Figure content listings
• • • •

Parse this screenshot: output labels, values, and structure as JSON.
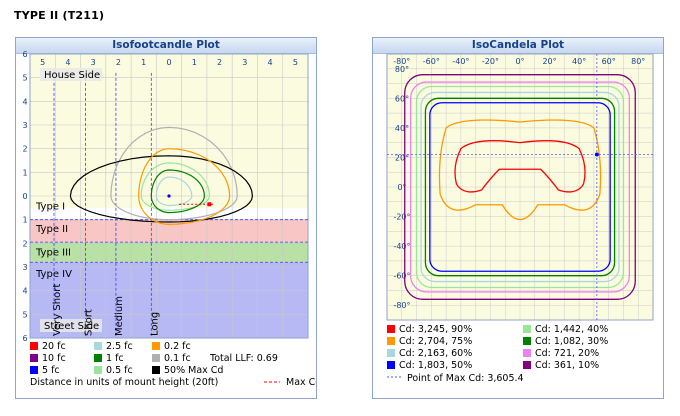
{
  "page_title": "TYPE II (T211)",
  "colors": {
    "red": "#ff0000",
    "orange": "#ff9900",
    "lightblue": "#a7d8e0",
    "blue": "#0000ff",
    "lightgreen": "#99e699",
    "green": "#008000",
    "pink": "#ee82ee",
    "purple": "#800080",
    "gray": "#b0b0b0",
    "black": "#000000"
  },
  "chart_data": [
    {
      "type": "line",
      "title": "Isofootcandle Plot",
      "x_ticks": [
        "5",
        "4",
        "3",
        "2",
        "1",
        "0",
        "1",
        "2",
        "3",
        "4",
        "5"
      ],
      "y_ticks": [
        "6",
        "5",
        "4",
        "3",
        "2",
        "1",
        "0",
        "1",
        "2",
        "3",
        "4",
        "5",
        "6"
      ],
      "zones": {
        "house_side": "House Side",
        "street_side": "Street Side",
        "type_labels": [
          "Type I",
          "Type II",
          "Type III",
          "Type IV"
        ]
      },
      "distance_lines": [
        "Very Short",
        "Short",
        "Medium",
        "Long"
      ],
      "contours": [
        {
          "name": "20 fc",
          "color": "red",
          "x_span": [
            1.5,
            1.8
          ]
        },
        {
          "name": "10 fc",
          "color": "purple"
        },
        {
          "name": "5 fc",
          "color": "blue"
        },
        {
          "name": "2.5 fc",
          "color": "lightblue"
        },
        {
          "name": "1 fc",
          "color": "green"
        },
        {
          "name": "0.5 fc",
          "color": "lightgreen"
        },
        {
          "name": "0.2 fc",
          "color": "orange"
        },
        {
          "name": "0.1 fc",
          "color": "gray"
        },
        {
          "name": "50% Max Cd",
          "color": "black"
        }
      ],
      "legend": [
        [
          {
            "label": "20 fc",
            "color": "red"
          },
          {
            "label": "2.5 fc",
            "color": "lightblue"
          },
          {
            "label": "0.2 fc",
            "color": "orange"
          }
        ],
        [
          {
            "label": "10 fc",
            "color": "purple"
          },
          {
            "label": "1 fc",
            "color": "green"
          },
          {
            "label": "0.1 fc",
            "color": "gray"
          }
        ],
        [
          {
            "label": "5 fc",
            "color": "blue"
          },
          {
            "label": "0.5 fc",
            "color": "lightgreen"
          },
          {
            "label": "50% Max Cd",
            "color": "black"
          }
        ]
      ],
      "total_llf": "Total LLF: 0.69",
      "distance_note": "Distance in units of mount height (20ft)",
      "max_cd_label": "Max Cd"
    },
    {
      "type": "line",
      "title": "IsoCandela Plot",
      "x_ticks": [
        "-80°",
        "-60°",
        "-40°",
        "-20°",
        "0°",
        "20°",
        "40°",
        "60°",
        "80°"
      ],
      "y_ticks": [
        "80°",
        "60°",
        "40°",
        "20°",
        "0°",
        "-20°",
        "-40°",
        "-60°",
        "-80°"
      ],
      "xlim": [
        -90,
        90
      ],
      "ylim": [
        -90,
        90
      ],
      "series": [
        {
          "name": "Cd: 3,245, 90%",
          "color": "red"
        },
        {
          "name": "Cd: 2,704, 75%",
          "color": "orange"
        },
        {
          "name": "Cd: 2,163, 60%",
          "color": "lightblue"
        },
        {
          "name": "Cd: 1,803, 50%",
          "color": "blue"
        },
        {
          "name": "Cd: 1,442, 40%",
          "color": "lightgreen"
        },
        {
          "name": "Cd: 1,082, 30%",
          "color": "green"
        },
        {
          "name": "Cd: 721, 20%",
          "color": "pink"
        },
        {
          "name": "Cd: 361, 10%",
          "color": "purple"
        }
      ],
      "max_point": {
        "x": 52,
        "y": 22
      },
      "max_point_label": "Point of Max Cd: 3,605.4"
    }
  ]
}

• • • •

Copy out every line that includes the word "lightgreen".

Output below.
    "lightgreen": "#99e699",
          "color": "lightgreen"
            "color": "lightgreen"
          "color": "lightgreen"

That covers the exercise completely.